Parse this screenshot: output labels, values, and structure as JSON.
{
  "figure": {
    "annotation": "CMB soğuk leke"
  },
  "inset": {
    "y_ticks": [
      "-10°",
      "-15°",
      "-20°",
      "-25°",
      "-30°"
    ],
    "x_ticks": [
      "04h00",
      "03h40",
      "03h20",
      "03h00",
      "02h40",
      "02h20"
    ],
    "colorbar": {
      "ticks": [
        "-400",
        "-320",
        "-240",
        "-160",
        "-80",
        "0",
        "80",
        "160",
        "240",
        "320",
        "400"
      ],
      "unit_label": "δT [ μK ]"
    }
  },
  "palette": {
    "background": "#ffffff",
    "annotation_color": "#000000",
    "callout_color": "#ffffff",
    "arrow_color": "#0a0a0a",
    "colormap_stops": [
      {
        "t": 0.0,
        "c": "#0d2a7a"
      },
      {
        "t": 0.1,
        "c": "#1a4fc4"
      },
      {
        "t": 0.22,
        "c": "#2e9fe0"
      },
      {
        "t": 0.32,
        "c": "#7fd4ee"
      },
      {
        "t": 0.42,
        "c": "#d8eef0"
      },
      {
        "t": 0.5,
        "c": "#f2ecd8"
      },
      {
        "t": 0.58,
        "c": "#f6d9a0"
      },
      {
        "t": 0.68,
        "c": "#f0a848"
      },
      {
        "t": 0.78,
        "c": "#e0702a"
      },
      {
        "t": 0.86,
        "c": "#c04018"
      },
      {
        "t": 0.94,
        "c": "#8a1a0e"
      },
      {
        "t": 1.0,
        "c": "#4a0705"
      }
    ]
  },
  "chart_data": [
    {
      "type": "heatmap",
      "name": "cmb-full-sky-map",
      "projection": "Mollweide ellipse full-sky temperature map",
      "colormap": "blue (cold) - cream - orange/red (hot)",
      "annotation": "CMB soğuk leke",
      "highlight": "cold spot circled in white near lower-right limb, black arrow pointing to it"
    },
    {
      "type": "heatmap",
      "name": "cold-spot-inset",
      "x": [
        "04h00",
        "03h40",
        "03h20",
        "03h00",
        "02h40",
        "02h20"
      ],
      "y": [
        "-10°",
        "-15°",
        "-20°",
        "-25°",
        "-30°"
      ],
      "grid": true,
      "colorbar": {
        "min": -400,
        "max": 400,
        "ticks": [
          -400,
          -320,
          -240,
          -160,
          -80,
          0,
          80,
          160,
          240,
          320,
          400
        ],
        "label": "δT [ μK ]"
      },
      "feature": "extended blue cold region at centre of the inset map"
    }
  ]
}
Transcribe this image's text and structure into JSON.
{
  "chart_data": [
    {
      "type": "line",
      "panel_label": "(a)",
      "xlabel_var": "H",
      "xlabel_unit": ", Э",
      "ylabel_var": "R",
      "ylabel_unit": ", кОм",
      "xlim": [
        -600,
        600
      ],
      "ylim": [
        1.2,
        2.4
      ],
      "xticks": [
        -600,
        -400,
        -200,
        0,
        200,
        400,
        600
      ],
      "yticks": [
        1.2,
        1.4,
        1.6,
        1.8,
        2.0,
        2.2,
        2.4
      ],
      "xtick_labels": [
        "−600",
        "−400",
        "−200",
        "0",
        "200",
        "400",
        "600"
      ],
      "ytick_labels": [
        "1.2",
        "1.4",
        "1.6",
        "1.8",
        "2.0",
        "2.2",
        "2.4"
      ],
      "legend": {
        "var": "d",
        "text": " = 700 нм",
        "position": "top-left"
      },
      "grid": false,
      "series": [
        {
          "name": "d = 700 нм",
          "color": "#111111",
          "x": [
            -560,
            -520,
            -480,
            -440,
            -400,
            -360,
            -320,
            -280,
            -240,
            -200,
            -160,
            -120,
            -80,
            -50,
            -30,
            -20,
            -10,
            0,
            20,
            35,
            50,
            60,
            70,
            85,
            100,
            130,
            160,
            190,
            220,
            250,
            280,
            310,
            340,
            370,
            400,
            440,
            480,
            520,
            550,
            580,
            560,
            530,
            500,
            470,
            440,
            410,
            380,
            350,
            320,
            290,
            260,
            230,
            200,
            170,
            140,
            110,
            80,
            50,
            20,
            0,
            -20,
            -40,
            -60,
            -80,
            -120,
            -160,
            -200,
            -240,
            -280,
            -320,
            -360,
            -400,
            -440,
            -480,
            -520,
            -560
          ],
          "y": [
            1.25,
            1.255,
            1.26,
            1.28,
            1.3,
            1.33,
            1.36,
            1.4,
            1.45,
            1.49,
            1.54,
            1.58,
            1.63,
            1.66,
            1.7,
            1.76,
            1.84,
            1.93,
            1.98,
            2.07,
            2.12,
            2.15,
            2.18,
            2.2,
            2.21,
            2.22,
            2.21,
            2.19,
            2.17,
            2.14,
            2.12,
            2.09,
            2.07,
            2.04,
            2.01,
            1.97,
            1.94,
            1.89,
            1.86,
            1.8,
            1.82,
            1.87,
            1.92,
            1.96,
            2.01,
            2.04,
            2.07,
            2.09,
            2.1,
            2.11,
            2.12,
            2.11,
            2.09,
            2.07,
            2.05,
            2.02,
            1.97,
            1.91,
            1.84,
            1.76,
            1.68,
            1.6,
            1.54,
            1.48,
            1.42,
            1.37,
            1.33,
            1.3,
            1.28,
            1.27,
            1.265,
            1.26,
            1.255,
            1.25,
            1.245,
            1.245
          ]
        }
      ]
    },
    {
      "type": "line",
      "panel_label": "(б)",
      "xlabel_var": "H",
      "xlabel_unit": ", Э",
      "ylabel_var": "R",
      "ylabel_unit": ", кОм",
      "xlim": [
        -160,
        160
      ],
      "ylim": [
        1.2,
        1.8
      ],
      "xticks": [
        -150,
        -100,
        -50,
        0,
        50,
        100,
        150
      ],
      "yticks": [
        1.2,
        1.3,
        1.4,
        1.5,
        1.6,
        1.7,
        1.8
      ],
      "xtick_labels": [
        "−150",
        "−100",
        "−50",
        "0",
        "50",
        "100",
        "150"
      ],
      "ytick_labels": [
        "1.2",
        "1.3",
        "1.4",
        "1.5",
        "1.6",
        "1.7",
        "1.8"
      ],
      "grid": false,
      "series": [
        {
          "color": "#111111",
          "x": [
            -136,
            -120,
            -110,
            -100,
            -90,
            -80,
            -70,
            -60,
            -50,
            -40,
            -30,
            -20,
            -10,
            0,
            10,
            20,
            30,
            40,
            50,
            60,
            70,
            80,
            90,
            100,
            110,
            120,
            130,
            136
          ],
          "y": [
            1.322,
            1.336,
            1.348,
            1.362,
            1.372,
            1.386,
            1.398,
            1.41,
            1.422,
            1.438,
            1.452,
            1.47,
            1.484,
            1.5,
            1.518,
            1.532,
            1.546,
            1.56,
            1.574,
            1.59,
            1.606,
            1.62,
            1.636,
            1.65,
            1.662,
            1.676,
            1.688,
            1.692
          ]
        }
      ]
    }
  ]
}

» WHAT THE TASK ASKS
Copy out the whole listing exactly; please set it all down.

» WORKED ANSWER
Parse this screenshot: output labels, values, and structure as JSON.
{
  "figure": {
    "annotation": "CMB soğuk leke"
  },
  "inset": {
    "y_ticks": [
      "-10°",
      "-15°",
      "-20°",
      "-25°",
      "-30°"
    ],
    "x_ticks": [
      "04h00",
      "03h40",
      "03h20",
      "03h00",
      "02h40",
      "02h20"
    ],
    "colorbar": {
      "ticks": [
        "-400",
        "-320",
        "-240",
        "-160",
        "-80",
        "0",
        "80",
        "160",
        "240",
        "320",
        "400"
      ],
      "unit_label": "δT [ μK ]"
    }
  },
  "palette": {
    "background": "#ffffff",
    "annotation_color": "#000000",
    "callout_color": "#ffffff",
    "arrow_color": "#0a0a0a",
    "colormap_stops": [
      {
        "t": 0.0,
        "c": "#0d2a7a"
      },
      {
        "t": 0.1,
        "c": "#1a4fc4"
      },
      {
        "t": 0.22,
        "c": "#2e9fe0"
      },
      {
        "t": 0.32,
        "c": "#7fd4ee"
      },
      {
        "t": 0.42,
        "c": "#d8eef0"
      },
      {
        "t": 0.5,
        "c": "#f2ecd8"
      },
      {
        "t": 0.58,
        "c": "#f6d9a0"
      },
      {
        "t": 0.68,
        "c": "#f0a848"
      },
      {
        "t": 0.78,
        "c": "#e0702a"
      },
      {
        "t": 0.86,
        "c": "#c04018"
      },
      {
        "t": 0.94,
        "c": "#8a1a0e"
      },
      {
        "t": 1.0,
        "c": "#4a0705"
      }
    ]
  },
  "chart_data": [
    {
      "type": "heatmap",
      "name": "cmb-full-sky-map",
      "projection": "Mollweide ellipse full-sky temperature map",
      "colormap": "blue (cold) - cream - orange/red (hot)",
      "annotation": "CMB soğuk leke",
      "highlight": "cold spot circled in white near lower-right limb, black arrow pointing to it"
    },
    {
      "type": "heatmap",
      "name": "cold-spot-inset",
      "x": [
        "04h00",
        "03h40",
        "03h20",
        "03h00",
        "02h40",
        "02h20"
      ],
      "y": [
        "-10°",
        "-15°",
        "-20°",
        "-25°",
        "-30°"
      ],
      "grid": true,
      "colorbar": {
        "min": -400,
        "max": 400,
        "ticks": [
          -400,
          -320,
          -240,
          -160,
          -80,
          0,
          80,
          160,
          240,
          320,
          400
        ],
        "label": "δT [ μK ]"
      },
      "feature": "extended blue cold region at centre of the inset map"
    }
  ]
}
Transcribe this image's text and structure into JSON.
{
  "chart_data": [
    {
      "type": "line",
      "panel_label": "(a)",
      "xlabel_var": "H",
      "xlabel_unit": ", Э",
      "ylabel_var": "R",
      "ylabel_unit": ", кОм",
      "xlim": [
        -600,
        600
      ],
      "ylim": [
        1.2,
        2.4
      ],
      "xticks": [
        -600,
        -400,
        -200,
        0,
        200,
        400,
        600
      ],
      "yticks": [
        1.2,
        1.4,
        1.6,
        1.8,
        2.0,
        2.2,
        2.4
      ],
      "xtick_labels": [
        "−600",
        "−400",
        "−200",
        "0",
        "200",
        "400",
        "600"
      ],
      "ytick_labels": [
        "1.2",
        "1.4",
        "1.6",
        "1.8",
        "2.0",
        "2.2",
        "2.4"
      ],
      "legend": {
        "var": "d",
        "text": " = 700 нм",
        "position": "top-left"
      },
      "grid": false,
      "series": [
        {
          "name": "d = 700 нм",
          "color": "#111111",
          "x": [
            -560,
            -520,
            -480,
            -440,
            -400,
            -360,
            -320,
            -280,
            -240,
            -200,
            -160,
            -120,
            -80,
            -50,
            -30,
            -20,
            -10,
            0,
            20,
            35,
            50,
            60,
            70,
            85,
            100,
            130,
            160,
            190,
            220,
            250,
            280,
            310,
            340,
            370,
            400,
            440,
            480,
            520,
            550,
            580,
            560,
            530,
            500,
            470,
            440,
            410,
            380,
            350,
            320,
            290,
            260,
            230,
            200,
            170,
            140,
            110,
            80,
            50,
            20,
            0,
            -20,
            -40,
            -60,
            -80,
            -120,
            -160,
            -200,
            -240,
            -280,
            -320,
            -360,
            -400,
            -440,
            -480,
            -520,
            -560
          ],
          "y": [
            1.25,
            1.255,
            1.26,
            1.28,
            1.3,
            1.33,
            1.36,
            1.4,
            1.45,
            1.49,
            1.54,
            1.58,
            1.63,
            1.66,
            1.7,
            1.76,
            1.84,
            1.93,
            1.98,
            2.07,
            2.12,
            2.15,
            2.18,
            2.2,
            2.21,
            2.22,
            2.21,
            2.19,
            2.17,
            2.14,
            2.12,
            2.09,
            2.07,
            2.04,
            2.01,
            1.97,
            1.94,
            1.89,
            1.86,
            1.8,
            1.82,
            1.87,
            1.92,
            1.96,
            2.01,
            2.04,
            2.07,
            2.09,
            2.1,
            2.11,
            2.12,
            2.11,
            2.09,
            2.07,
            2.05,
            2.02,
            1.97,
            1.91,
            1.84,
            1.76,
            1.68,
            1.6,
            1.54,
            1.48,
            1.42,
            1.37,
            1.33,
            1.3,
            1.28,
            1.27,
            1.265,
            1.26,
            1.255,
            1.25,
            1.245,
            1.245
          ]
        }
      ]
    },
    {
      "type": "line",
      "panel_label": "(б)",
      "xlabel_var": "H",
      "xlabel_unit": ", Э",
      "ylabel_var": "R",
      "ylabel_unit": ", кОм",
      "xlim": [
        -160,
        160
      ],
      "ylim": [
        1.2,
        1.8
      ],
      "xticks": [
        -150,
        -100,
        -50,
        0,
        50,
        100,
        150
      ],
      "yticks": [
        1.2,
        1.3,
        1.4,
        1.5,
        1.6,
        1.7,
        1.8
      ],
      "xtick_labels": [
        "−150",
        "−100",
        "−50",
        "0",
        "50",
        "100",
        "150"
      ],
      "ytick_labels": [
        "1.2",
        "1.3",
        "1.4",
        "1.5",
        "1.6",
        "1.7",
        "1.8"
      ],
      "grid": false,
      "series": [
        {
          "color": "#111111",
          "x": [
            -136,
            -120,
            -110,
            -100,
            -90,
            -80,
            -70,
            -60,
            -50,
            -40,
            -30,
            -20,
            -10,
            0,
            10,
            20,
            30,
            40,
            50,
            60,
            70,
            80,
            90,
            100,
            110,
            120,
            130,
            136
          ],
          "y": [
            1.322,
            1.336,
            1.348,
            1.362,
            1.372,
            1.386,
            1.398,
            1.41,
            1.422,
            1.438,
            1.452,
            1.47,
            1.484,
            1.5,
            1.518,
            1.532,
            1.546,
            1.56,
            1.574,
            1.59,
            1.606,
            1.62,
            1.636,
            1.65,
            1.662,
            1.676,
            1.688,
            1.692
          ]
        }
      ]
    }
  ]
}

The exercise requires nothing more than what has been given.